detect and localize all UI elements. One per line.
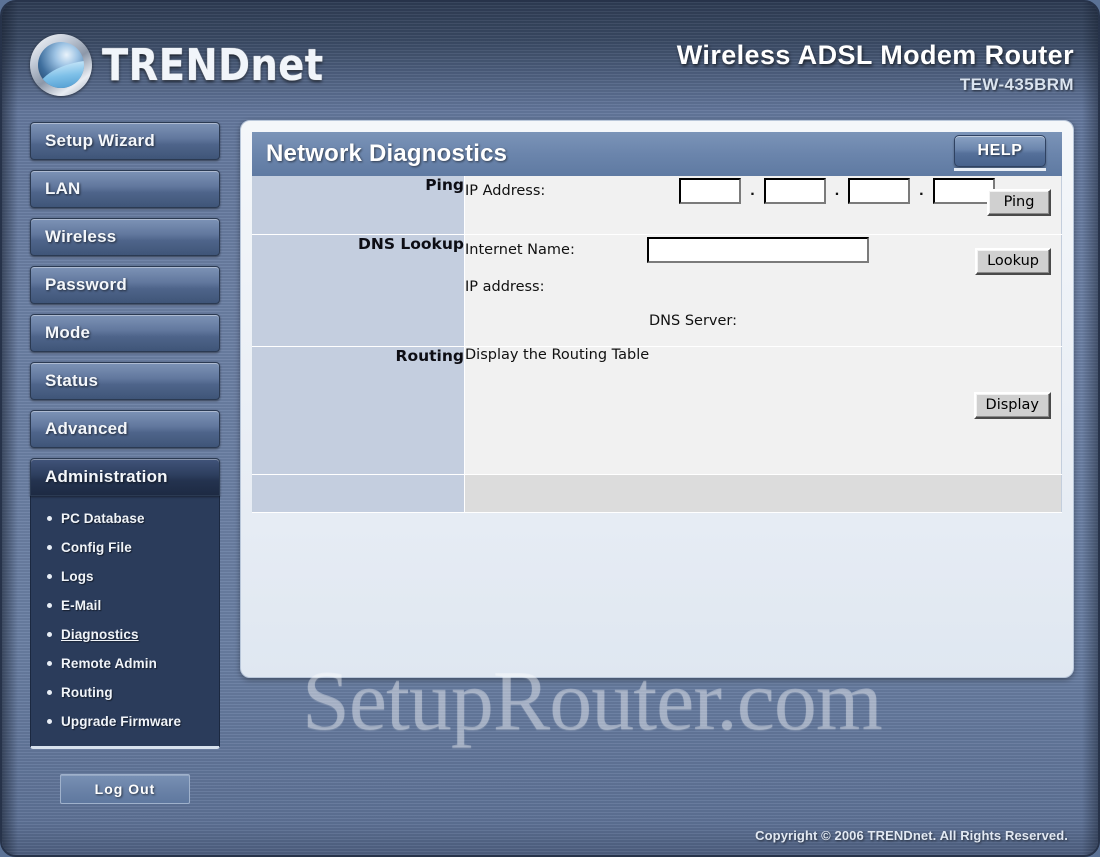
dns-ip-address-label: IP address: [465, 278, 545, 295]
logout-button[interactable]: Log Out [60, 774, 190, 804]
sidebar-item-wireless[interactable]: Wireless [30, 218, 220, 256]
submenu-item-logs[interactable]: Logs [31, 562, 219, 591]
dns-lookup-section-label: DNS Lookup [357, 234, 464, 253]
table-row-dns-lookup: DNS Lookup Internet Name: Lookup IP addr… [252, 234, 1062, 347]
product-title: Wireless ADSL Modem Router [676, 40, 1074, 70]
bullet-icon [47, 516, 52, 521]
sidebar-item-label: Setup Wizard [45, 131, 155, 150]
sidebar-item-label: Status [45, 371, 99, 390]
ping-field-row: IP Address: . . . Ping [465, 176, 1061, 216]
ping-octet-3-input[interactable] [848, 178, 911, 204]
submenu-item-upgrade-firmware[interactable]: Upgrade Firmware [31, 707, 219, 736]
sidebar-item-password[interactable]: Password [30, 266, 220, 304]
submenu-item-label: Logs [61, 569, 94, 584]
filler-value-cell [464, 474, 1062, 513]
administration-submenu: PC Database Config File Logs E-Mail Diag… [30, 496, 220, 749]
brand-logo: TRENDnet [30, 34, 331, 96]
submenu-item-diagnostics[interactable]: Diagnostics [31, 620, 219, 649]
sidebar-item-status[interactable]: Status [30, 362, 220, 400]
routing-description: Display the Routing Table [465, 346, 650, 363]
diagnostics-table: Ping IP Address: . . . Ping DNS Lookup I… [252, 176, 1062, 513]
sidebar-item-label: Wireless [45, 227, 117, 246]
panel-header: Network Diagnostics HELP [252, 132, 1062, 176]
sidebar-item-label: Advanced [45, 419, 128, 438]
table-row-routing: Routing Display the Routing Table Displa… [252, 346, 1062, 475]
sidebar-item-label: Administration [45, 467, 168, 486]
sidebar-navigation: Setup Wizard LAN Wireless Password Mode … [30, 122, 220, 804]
------------------------------------------------
**WHAT THIS TASK INVOLVES**
Repeat every line of the rows above word for word, leaving out the picture.

**TASK ANSWER**
detect and localize all UI elements. One per line.
dns-ip-address-label: IP address: [465, 278, 545, 295]
logout-button[interactable]: Log Out [60, 774, 190, 804]
sidebar-item-wireless[interactable]: Wireless [30, 218, 220, 256]
submenu-item-logs[interactable]: Logs [31, 562, 219, 591]
dns-lookup-section-label: DNS Lookup [357, 234, 464, 253]
table-row-dns-lookup: DNS Lookup Internet Name: Lookup IP addr… [252, 234, 1062, 347]
product-title: Wireless ADSL Modem Router [676, 40, 1074, 70]
bullet-icon [47, 516, 52, 521]
sidebar-item-label: Setup Wizard [45, 131, 155, 150]
sidebar-item-label: Status [45, 371, 99, 390]
ping-field-row: IP Address: . . . Ping [465, 176, 1061, 216]
ping-octet-3-input[interactable] [848, 178, 911, 204]
submenu-item-upgrade-firmware[interactable]: Upgrade Firmware [31, 707, 219, 736]
sidebar-item-password[interactable]: Password [30, 266, 220, 304]
submenu-item-label: Logs [61, 569, 94, 584]
filler-value-cell [464, 474, 1062, 513]
administration-submenu: PC Database Config File Logs E-Mail Diag… [30, 496, 220, 749]
brand-logo: TRENDnet [30, 34, 331, 96]
submenu-item-diagnostics[interactable]: Diagnostics [31, 620, 219, 649]
sidebar-item-status[interactable]: Status [30, 362, 220, 400]
routing-description: Display the Routing Table [465, 346, 650, 363]
diagnostics-table: Ping IP Address: . . . Ping DNS Lookup I… [252, 176, 1062, 513]
sidebar-item-label: Wireless [45, 227, 117, 246]
panel-header: Network Diagnostics HELP [252, 132, 1062, 176]
sidebar-item-label: Advanced [45, 419, 128, 438]
table-row-routing: Routing Display the Routing Table Displa… [252, 346, 1062, 475]
sidebar-item-label: Administration [45, 467, 168, 486]
sidebar-navigation: Setup Wizard LAN Wireless Password Mode … [30, 122, 220, 804]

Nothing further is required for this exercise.